> What you have to do
Read the listing below and copy out every line that holds "ylabel".

> Supplied data
----------------

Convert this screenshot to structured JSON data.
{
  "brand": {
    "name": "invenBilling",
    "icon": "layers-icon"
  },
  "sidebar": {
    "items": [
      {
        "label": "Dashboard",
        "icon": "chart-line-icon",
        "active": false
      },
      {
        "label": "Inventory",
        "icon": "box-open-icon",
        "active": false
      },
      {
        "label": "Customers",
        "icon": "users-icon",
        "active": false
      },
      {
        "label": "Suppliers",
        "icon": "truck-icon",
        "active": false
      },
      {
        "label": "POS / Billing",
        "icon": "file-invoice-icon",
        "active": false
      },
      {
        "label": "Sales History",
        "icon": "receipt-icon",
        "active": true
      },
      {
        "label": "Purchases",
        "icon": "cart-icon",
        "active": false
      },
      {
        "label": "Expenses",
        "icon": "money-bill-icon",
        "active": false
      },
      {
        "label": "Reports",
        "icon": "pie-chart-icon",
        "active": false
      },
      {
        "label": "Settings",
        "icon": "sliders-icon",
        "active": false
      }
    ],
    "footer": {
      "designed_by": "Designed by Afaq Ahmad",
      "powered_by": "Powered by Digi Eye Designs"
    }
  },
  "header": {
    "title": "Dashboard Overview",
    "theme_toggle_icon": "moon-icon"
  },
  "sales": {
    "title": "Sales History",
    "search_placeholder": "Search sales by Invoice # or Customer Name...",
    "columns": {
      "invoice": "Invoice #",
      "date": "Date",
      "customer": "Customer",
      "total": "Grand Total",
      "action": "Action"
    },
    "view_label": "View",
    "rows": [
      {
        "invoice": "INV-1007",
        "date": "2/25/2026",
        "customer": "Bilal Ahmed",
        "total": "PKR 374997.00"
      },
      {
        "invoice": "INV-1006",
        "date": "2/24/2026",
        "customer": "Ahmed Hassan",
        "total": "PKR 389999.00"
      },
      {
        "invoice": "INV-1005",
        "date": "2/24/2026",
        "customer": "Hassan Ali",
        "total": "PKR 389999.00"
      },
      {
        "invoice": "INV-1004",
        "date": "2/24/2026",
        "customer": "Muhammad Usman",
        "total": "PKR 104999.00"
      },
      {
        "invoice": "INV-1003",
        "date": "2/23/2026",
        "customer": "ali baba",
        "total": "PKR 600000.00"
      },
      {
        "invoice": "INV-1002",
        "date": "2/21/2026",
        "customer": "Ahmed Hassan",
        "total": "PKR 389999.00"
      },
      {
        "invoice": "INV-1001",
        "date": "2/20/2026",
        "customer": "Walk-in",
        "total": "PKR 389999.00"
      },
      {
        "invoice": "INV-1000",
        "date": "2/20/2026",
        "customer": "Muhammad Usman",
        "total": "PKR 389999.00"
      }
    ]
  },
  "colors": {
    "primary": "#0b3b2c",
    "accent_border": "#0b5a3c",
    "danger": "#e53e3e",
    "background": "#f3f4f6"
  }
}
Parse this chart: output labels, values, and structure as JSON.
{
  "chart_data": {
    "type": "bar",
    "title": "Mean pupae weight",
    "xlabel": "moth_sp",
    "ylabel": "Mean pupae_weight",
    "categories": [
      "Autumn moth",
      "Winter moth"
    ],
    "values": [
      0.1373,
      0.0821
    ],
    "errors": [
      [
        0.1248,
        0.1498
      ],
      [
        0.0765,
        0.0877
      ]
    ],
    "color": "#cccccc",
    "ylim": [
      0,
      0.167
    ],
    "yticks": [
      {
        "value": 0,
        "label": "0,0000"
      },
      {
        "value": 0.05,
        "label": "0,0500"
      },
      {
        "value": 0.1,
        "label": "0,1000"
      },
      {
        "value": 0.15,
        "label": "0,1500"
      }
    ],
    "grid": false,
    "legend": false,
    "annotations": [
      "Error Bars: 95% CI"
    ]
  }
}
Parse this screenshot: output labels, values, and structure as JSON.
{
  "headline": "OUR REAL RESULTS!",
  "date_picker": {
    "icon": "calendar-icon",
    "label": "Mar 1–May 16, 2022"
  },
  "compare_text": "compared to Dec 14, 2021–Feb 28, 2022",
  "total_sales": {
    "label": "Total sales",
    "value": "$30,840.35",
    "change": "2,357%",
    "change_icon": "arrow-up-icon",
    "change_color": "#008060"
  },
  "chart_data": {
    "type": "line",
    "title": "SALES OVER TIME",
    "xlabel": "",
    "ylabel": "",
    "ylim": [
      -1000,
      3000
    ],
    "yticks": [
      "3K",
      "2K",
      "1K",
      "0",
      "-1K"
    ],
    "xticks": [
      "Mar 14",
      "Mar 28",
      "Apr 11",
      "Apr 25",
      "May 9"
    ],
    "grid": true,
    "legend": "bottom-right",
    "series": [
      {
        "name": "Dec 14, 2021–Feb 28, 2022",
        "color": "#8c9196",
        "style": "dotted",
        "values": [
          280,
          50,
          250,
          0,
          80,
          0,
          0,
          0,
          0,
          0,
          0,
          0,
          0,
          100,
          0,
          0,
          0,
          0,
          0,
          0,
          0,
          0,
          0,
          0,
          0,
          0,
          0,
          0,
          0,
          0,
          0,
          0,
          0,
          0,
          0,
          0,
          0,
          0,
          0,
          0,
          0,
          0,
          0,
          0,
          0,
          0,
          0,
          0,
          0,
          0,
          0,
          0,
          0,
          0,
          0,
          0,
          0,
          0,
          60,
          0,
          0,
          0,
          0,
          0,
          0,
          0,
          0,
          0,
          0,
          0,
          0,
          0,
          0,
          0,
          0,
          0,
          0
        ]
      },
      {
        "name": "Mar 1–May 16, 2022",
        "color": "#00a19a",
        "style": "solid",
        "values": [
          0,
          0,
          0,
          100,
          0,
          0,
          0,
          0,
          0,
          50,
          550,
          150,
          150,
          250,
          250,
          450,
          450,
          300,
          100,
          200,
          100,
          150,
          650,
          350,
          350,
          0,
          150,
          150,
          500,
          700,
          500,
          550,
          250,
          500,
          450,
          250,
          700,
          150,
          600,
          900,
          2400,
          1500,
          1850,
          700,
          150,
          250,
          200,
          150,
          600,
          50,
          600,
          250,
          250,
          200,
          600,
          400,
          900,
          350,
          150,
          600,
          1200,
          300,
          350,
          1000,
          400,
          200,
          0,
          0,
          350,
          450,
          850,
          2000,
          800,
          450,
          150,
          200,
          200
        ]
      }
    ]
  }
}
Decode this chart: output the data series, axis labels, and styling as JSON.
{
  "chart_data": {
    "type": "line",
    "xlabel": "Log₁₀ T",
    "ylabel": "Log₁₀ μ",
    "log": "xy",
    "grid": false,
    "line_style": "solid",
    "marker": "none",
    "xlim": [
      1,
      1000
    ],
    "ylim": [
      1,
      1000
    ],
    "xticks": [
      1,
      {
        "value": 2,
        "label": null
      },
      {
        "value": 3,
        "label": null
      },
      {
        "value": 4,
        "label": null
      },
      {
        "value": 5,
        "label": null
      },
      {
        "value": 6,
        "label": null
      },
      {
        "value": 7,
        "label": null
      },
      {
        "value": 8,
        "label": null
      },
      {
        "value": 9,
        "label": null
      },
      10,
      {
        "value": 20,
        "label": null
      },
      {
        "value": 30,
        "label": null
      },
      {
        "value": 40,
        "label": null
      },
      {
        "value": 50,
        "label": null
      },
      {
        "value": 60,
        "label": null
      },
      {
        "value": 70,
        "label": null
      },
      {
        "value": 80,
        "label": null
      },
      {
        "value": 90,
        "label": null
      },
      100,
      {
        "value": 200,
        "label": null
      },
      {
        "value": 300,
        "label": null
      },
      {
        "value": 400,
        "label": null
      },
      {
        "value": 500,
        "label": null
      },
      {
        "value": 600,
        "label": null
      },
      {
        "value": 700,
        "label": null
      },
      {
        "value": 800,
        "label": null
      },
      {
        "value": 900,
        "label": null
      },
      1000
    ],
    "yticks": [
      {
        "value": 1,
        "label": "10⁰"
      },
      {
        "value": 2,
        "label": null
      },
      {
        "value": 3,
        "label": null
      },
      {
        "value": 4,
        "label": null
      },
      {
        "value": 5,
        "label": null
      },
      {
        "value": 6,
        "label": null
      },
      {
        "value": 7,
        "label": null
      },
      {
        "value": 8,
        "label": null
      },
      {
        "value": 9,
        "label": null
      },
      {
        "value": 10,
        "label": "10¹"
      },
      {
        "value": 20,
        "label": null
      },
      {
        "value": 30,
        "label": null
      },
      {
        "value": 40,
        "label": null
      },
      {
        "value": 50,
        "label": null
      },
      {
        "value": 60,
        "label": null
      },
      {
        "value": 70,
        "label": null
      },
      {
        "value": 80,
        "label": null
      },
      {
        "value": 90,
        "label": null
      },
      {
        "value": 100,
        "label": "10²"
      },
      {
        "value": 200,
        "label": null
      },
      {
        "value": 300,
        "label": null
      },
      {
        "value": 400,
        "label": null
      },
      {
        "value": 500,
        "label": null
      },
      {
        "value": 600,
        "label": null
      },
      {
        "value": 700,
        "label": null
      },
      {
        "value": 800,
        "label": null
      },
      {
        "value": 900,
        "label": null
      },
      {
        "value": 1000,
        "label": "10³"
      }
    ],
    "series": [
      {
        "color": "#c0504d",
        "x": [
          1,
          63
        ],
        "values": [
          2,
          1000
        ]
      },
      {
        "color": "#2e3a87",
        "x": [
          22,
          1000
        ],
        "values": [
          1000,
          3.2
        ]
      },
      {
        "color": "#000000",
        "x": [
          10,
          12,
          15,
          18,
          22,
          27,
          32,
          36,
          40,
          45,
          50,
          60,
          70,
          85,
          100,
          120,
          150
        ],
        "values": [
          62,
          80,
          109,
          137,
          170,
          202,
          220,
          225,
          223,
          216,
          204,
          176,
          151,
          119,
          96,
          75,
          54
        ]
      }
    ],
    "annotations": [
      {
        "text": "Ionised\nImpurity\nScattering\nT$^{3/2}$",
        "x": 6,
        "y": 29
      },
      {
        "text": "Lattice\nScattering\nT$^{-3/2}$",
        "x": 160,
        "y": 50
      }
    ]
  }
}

----------------

> Solution below
    "ylabel": "Mean pupae_weight",
    "ylabel": "",
    "ylabel": "Log₁₀ μ",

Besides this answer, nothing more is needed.